*Solicitud 1*. Reescribe como tabla Markdown las entradas desde la primera hasta la línea que contiene "increment-button[interactable]: + (227, 107, 245, 124)", esta incluida, con las columnas Fila (el número) y Entrada (la línea), sin las líneas en blanco.

*Texto*.
En El ocaso de los ídolos, Nietzsche asegura que no hay correlación entre el consenso de los sabios y la veracidad de las cosas sobre las que versa su acuerdo. Aunque tomada en forma estrictamente literal la sentencia puede llevar a conclusiones peligrosas (exempli gratia, todo es relativo, el conocimiento es imposible), la iconoclasia de Nietzsche da un mensaje importante: hay que someter los juicios de los expertos a un riguroso examen crítico, antes de tomarlos por máximas.

El 14 de septiembre de 2001, Paul Krugman -uno de los economistas más famosos en el mundo occidental- escribió en el New York Times sobre los atentados terroristas acaecidos tres días antes. En su columna, el futuro premio nobel concluía que “los ataques terroristas podrían incluso ser buenos para la economía” (1). El argumento de Krugman es que, por un lado, la caída de las torres en Manhattan incrementó la demanda de edificios, así que el ataque se traduce en un incremento en la inversión privada. Por otro lado, el ataque hacía posible que se implementaran “medidas sensatas” para enfrentar la desaceleración económica que vivía EU en ese momento: los legisladores llevaban semanas sin ponerse de acuerdo sobre un incremento temporal del gasto público, pero ahora, dada la gravedad de las circunstancias, tendrían que aprobarlo. No conforme con esto, Krugman aseveraba que “si las personas salen a comprar más agua embotellada y alimentos enlatados estimularán la economía”.

*Solicitud 2*. Prolonga el texto sobre Nietzsche y la columna de Krugman a partir de su última frase.

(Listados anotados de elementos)
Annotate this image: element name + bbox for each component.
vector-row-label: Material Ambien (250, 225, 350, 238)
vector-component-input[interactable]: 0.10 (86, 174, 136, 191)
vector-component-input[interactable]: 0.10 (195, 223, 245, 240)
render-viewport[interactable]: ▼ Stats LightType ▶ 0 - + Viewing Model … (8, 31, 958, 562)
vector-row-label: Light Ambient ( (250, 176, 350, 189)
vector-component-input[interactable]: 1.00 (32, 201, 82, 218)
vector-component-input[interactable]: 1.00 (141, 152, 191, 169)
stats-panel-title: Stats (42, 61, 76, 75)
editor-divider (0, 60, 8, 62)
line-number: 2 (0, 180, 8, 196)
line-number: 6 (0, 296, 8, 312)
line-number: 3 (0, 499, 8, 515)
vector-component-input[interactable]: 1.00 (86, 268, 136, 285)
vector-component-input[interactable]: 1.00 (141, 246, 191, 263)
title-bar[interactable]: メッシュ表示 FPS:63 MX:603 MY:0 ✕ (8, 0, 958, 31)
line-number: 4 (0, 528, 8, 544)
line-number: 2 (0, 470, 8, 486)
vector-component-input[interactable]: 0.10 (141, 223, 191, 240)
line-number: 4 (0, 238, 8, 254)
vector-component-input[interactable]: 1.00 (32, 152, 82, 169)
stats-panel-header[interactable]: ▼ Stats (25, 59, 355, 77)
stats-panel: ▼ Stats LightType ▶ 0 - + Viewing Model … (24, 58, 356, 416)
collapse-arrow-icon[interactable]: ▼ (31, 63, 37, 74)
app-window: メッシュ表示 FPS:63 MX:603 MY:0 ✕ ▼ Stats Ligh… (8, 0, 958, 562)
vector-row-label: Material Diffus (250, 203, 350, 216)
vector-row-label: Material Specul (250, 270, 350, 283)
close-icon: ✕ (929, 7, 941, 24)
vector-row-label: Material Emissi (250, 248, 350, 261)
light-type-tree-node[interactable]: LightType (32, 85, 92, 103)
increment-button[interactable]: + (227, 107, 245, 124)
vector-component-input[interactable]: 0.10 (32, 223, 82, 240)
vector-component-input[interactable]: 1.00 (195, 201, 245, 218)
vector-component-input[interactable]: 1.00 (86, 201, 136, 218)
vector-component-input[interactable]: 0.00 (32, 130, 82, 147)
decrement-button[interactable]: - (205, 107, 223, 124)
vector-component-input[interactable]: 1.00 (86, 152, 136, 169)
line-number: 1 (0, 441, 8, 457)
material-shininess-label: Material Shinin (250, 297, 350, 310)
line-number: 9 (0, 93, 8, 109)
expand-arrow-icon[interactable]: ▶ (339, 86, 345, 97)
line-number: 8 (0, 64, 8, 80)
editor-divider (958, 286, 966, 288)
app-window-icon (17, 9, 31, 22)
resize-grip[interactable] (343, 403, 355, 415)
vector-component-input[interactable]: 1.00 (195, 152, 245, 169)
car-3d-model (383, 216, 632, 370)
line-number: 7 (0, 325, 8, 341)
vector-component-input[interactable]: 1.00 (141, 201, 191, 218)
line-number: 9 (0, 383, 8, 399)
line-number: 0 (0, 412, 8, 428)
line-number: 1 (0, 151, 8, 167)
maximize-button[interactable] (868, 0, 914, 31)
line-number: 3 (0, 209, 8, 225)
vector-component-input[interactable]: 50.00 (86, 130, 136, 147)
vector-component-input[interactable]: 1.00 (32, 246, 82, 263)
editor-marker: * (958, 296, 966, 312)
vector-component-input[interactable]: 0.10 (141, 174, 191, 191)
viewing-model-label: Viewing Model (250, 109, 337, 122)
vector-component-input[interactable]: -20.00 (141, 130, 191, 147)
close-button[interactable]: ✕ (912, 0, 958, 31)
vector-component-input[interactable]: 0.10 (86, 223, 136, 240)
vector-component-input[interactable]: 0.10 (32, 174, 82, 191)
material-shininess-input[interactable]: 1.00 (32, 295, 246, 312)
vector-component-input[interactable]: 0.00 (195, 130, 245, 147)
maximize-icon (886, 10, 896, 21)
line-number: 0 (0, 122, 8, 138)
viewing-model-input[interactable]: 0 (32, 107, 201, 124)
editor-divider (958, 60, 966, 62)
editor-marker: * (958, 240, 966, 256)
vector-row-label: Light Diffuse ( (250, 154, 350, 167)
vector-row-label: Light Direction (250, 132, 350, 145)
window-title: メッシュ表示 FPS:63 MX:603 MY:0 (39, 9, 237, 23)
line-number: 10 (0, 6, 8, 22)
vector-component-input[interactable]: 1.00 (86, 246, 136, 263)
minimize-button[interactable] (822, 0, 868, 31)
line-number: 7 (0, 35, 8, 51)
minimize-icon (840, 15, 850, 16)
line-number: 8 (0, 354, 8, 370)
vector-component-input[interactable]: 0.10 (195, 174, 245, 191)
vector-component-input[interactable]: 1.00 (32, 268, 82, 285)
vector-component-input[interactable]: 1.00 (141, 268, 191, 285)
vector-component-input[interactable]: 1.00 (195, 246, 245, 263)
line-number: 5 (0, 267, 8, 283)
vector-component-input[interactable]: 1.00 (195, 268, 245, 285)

*Respuesta 1*.
| Fila | Entrada |
|---|---|
| 1 | Annotate this image: element name + bbox for each component. |
| 2 | vector-row-label: Material Ambien (250, 225, 350, 238) |
| 3 | vector-component-input[interactable]: 0.10 (86, 174, 136, 191) |
| 4 | vector-component-input[interactable]: 0.10 (195, 223, 245, 240) |
| 5 | render-viewport[interactable]: ▼ Stats LightType ▶ 0 - + Viewing Model … (8, 31, 958, 562) |
| 6 | vector-row-label: Light Ambient ( (250, 176, 350, 189) |
| 7 | vector-component-input[interactable]: 1.00 (32, 201, 82, 218) |
| 8 | vector-component-input[interactable]: 1.00 (141, 152, 191, 169) |
| 9 | stats-panel-title: Stats (42, 61, 76, 75) |
| 10 | editor-divider (0, 60, 8, 62) |
| 11 | line-number: 2 (0, 180, 8, 196) |
| 12 | line-number: 6 (0, 296, 8, 312) |
| 13 | line-number: 3 (0, 499, 8, 515) |
| 14 | vector-component-input[interactable]: 1.00 (86, 268, 136, 285) |
| 15 | vector-component-input[interactable]: 1.00 (141, 246, 191, 263) |
| 16 | title-bar[interactable]: メッシュ表示 FPS:63 MX:603 MY:0 ✕ (8, 0, 958, 31) |
| 17 | line-number: 4 (0, 528, 8, 544) |
| 18 | line-number: 2 (0, 470, 8, 486) |
| 19 | vector-component-input[interactable]: 0.10 (141, 223, 191, 240) |
| 20 | line-number: 4 (0, 238, 8, 254) |
| 21 | vector-component-input[interactable]: 1.00 (32, 152, 82, 169) |
| 22 | stats-panel-header[interactable]: ▼ Stats (25, 59, 355, 77) |
| 23 | stats-panel: ▼ Stats LightType ▶ 0 - + Viewing Model … (24, 58, 356, 416) |
| 24 | collapse-arrow-icon[interactable]: ▼ (31, 63, 37, 74) |
| 25 | app-window: メッシュ表示 FPS:63 MX:603 MY:0 ✕ ▼ Stats Ligh… (8, 0, 958, 562) |
| 26 | vector-row-label: Material Diffus (250, 203, 350, 216) |
| 27 | vector-row-label: Material Specul (250, 270, 350, 283) |
| 28 | close-icon: ✕ (929, 7, 941, 24) |
| 29 | vector-row-label: Material Emissi (250, 248, 350, 261) |
| 30 | light-type-tree-node[interactable]: LightType (32, 85, 92, 103) |
| 31 | increment-button[interactable]: + (227, 107, 245, 124) |

*Respuesta 2*.
El texto de Krugman es un monumento a la ignorancia. Sus recomendaciones son opuestas a los principios económicos básicos, y el mejor ejemplo del tipo de argumentos contra los que la economía busca ser antídoto. El primer concepto nuevo en la carrera de todo economista es el costo de oportunidad. Nada es gratis, pero los costos más importantes no son los billetes con muchos ceros, sino las alternativas. El tiempo que uno pierde viendo memes en Facebook es una oportunidad tirada a la basura para aprender qué es un aneurisma o para hacer ejercicio; el costo de un día de desempleo para un albañil es la pared (o las) que pudo haber construido; el costo de estas líneas es el gran poema que pude haber escrito en lugar de esto (there is no such thing as a free meal, dicen en inglés). El concepto es fundamental porque resume lo que se espera de un economista: que vea más allá de lo que tiene enfrente, que sea capaz de dilucidar los costos ocultos que la mayoría no percibe, que piense en términos de resultados, no de intenciones.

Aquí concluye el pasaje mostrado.